Aim: Restate the records in their entirety, word for word.

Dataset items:
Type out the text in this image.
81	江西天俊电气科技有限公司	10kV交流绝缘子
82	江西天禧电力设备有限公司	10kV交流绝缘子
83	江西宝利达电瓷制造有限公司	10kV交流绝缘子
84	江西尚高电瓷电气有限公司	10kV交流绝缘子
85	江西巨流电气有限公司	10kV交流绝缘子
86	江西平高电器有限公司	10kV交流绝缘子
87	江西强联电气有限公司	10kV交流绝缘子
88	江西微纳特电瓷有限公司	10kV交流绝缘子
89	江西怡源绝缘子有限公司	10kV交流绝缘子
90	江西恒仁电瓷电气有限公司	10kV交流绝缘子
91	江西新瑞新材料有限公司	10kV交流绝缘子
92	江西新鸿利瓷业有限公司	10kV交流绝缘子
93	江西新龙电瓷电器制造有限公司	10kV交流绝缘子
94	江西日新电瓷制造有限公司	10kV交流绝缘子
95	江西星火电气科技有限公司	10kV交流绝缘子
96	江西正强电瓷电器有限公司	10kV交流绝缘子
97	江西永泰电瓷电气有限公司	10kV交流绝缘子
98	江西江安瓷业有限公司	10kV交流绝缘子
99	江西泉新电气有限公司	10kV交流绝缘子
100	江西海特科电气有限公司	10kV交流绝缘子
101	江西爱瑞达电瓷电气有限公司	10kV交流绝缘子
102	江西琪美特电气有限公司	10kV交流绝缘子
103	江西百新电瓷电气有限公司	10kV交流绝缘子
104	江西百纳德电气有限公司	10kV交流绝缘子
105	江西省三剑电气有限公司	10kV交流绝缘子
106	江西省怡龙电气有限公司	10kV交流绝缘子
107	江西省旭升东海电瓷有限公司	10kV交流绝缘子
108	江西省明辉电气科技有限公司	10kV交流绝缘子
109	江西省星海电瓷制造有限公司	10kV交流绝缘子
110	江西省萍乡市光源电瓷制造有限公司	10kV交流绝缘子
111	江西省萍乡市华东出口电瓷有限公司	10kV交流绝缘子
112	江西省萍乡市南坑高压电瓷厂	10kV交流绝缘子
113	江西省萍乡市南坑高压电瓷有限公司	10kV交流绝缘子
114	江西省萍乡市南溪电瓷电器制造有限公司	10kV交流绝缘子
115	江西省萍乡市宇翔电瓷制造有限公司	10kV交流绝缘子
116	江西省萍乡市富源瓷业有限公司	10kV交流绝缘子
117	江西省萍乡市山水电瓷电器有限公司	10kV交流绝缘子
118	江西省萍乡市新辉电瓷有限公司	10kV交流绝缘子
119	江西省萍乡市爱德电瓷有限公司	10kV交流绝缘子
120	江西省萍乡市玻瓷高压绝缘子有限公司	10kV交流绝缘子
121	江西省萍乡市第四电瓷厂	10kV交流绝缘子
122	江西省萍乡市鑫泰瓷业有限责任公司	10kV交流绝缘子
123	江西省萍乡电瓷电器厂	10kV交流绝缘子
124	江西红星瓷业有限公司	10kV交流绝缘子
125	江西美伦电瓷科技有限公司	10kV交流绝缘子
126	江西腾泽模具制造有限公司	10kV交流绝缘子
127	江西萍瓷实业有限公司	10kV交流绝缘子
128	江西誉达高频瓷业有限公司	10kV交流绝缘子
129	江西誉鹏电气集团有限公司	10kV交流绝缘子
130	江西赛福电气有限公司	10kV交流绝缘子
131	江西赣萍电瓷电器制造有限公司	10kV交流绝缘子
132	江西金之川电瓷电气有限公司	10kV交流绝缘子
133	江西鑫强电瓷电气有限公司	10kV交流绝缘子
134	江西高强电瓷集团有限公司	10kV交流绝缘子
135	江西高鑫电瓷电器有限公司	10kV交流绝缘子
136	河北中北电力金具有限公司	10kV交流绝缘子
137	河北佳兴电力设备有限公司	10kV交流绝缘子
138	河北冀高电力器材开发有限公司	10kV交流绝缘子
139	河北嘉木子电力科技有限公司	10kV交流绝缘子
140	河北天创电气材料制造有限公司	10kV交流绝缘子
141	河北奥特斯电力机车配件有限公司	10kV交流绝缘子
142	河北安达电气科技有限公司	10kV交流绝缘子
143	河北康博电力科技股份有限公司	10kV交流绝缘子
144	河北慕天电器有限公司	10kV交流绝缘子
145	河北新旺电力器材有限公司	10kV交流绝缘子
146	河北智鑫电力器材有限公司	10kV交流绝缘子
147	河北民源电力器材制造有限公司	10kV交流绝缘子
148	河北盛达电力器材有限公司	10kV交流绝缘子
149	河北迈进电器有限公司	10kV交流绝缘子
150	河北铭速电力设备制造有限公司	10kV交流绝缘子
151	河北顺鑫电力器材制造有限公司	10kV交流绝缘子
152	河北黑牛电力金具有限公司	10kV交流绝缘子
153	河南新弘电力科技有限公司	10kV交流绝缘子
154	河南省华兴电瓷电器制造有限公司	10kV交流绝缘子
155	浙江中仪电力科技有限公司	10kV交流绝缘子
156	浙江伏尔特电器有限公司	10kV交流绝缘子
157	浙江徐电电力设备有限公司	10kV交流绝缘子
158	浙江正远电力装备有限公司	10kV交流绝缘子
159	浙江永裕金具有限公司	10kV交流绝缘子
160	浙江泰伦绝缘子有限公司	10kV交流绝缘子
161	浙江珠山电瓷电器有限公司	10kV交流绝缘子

Exercise answer:
Type out the text in this image.
81	江西天俊电气科技有限公司	10kV交流绝缘子
82	江西天禧电力设备有限公司	10kV交流绝缘子
83	江西宝利达电瓷制造有限公司	10kV交流绝缘子
84	江西尚高电瓷电气有限公司	10kV交流绝缘子
85	江西巨流电气有限公司	10kV交流绝缘子
86	江西平高电器有限公司	10kV交流绝缘子
87	江西强联电气有限公司	10kV交流绝缘子
88	江西微纳特电瓷有限公司	10kV交流绝缘子
89	江西怡源绝缘子有限公司	10kV交流绝缘子
90	江西恒仁电瓷电气有限公司	10kV交流绝缘子
91	江西新瑞新材料有限公司	10kV交流绝缘子
92	江西新鸿利瓷业有限公司	10kV交流绝缘子
93	江西新龙电瓷电器制造有限公司	10kV交流绝缘子
94	江西日新电瓷制造有限公司	10kV交流绝缘子
95	江西星火电气科技有限公司	10kV交流绝缘子
96	江西正强电瓷电器有限公司	10kV交流绝缘子
97	江西永泰电瓷电气有限公司	10kV交流绝缘子
98	江西江安瓷业有限公司	10kV交流绝缘子
99	江西泉新电气有限公司	10kV交流绝缘子
100	江西海特科电气有限公司	10kV交流绝缘子
101	江西爱瑞达电瓷电气有限公司	10kV交流绝缘子
102	江西琪美特电气有限公司	10kV交流绝缘子
103	江西百新电瓷电气有限公司	10kV交流绝缘子
104	江西百纳德电气有限公司	10kV交流绝缘子
105	江西省三剑电气有限公司	10kV交流绝缘子
106	江西省怡龙电气有限公司	10kV交流绝缘子
107	江西省旭升东海电瓷有限公司	10kV交流绝缘子
108	江西省明辉电气科技有限公司	10kV交流绝缘子
109	江西省星海电瓷制造有限公司	10kV交流绝缘子
110	江西省萍乡市光源电瓷制造有限公司	10kV交流绝缘子
111	江西省萍乡市华东出口电瓷有限公司	10kV交流绝缘子
112	江西省萍乡市南坑高压电瓷厂	10kV交流绝缘子
113	江西省萍乡市南坑高压电瓷有限公司	10kV交流绝缘子
114	江西省萍乡市南溪电瓷电器制造有限公司	10kV交流绝缘子
115	江西省萍乡市宇翔电瓷制造有限公司	10kV交流绝缘子
116	江西省萍乡市富源瓷业有限公司	10kV交流绝缘子
117	江西省萍乡市山水电瓷电器有限公司	10kV交流绝缘子
118	江西省萍乡市新辉电瓷有限公司	10kV交流绝缘子
119	江西省萍乡市爱德电瓷有限公司	10kV交流绝缘子
120	江西省萍乡市玻瓷高压绝缘子有限公司	10kV交流绝缘子
121	江西省萍乡市第四电瓷厂	10kV交流绝缘子
122	江西省萍乡市鑫泰瓷业有限责任公司	10kV交流绝缘子
123	江西省萍乡电瓷电器厂	10kV交流绝缘子
124	江西红星瓷业有限公司	10kV交流绝缘子
125	江西美伦电瓷科技有限公司	10kV交流绝缘子
126	江西腾泽模具制造有限公司	10kV交流绝缘子
127	江西萍瓷实业有限公司	10kV交流绝缘子
128	江西誉达高频瓷业有限公司	10kV交流绝缘子
129	江西誉鹏电气集团有限公司	10kV交流绝缘子
130	江西赛福电气有限公司	10kV交流绝缘子
131	江西赣萍电瓷电器制造有限公司	10kV交流绝缘子
132	江西金之川电瓷电气有限公司	10kV交流绝缘子
133	江西鑫强电瓷电气有限公司	10kV交流绝缘子
134	江西高强电瓷集团有限公司	10kV交流绝缘子
135	江西高鑫电瓷电器有限公司	10kV交流绝缘子
136	河北中北电力金具有限公司	10kV交流绝缘子
137	河北佳兴电力设备有限公司	10kV交流绝缘子
138	河北冀高电力器材开发有限公司	10kV交流绝缘子
139	河北嘉木子电力科技有限公司	10kV交流绝缘子
140	河北天创电气材料制造有限公司	10kV交流绝缘子
141	河北奥特斯电力机车配件有限公司	10kV交流绝缘子
142	河北安达电气科技有限公司	10kV交流绝缘子
143	河北康博电力科技股份有限公司	10kV交流绝缘子
144	河北慕天电器有限公司	10kV交流绝缘子
145	河北新旺电力器材有限公司	10kV交流绝缘子
146	河北智鑫电力器材有限公司	10kV交流绝缘子
147	河北民源电力器材制造有限公司	10kV交流绝缘子
148	河北盛达电力器材有限公司	10kV交流绝缘子
149	河北迈进电器有限公司	10kV交流绝缘子
150	河北铭速电力设备制造有限公司	10kV交流绝缘子
151	河北顺鑫电力器材制造有限公司	10kV交流绝缘子
152	河北黑牛电力金具有限公司	10kV交流绝缘子
153	河南新弘电力科技有限公司	10kV交流绝缘子
154	河南省华兴电瓷电器制造有限公司	10kV交流绝缘子
155	浙江中仪电力科技有限公司	10kV交流绝缘子
156	浙江伏尔特电器有限公司	10kV交流绝缘子
157	浙江徐电电力设备有限公司	10kV交流绝缘子
158	浙江正远电力装备有限公司	10kV交流绝缘子
159	浙江永裕金具有限公司	10kV交流绝缘子
160	浙江泰伦绝缘子有限公司	10kV交流绝缘子
161	浙江珠山电瓷电器有限公司	10kV交流绝缘子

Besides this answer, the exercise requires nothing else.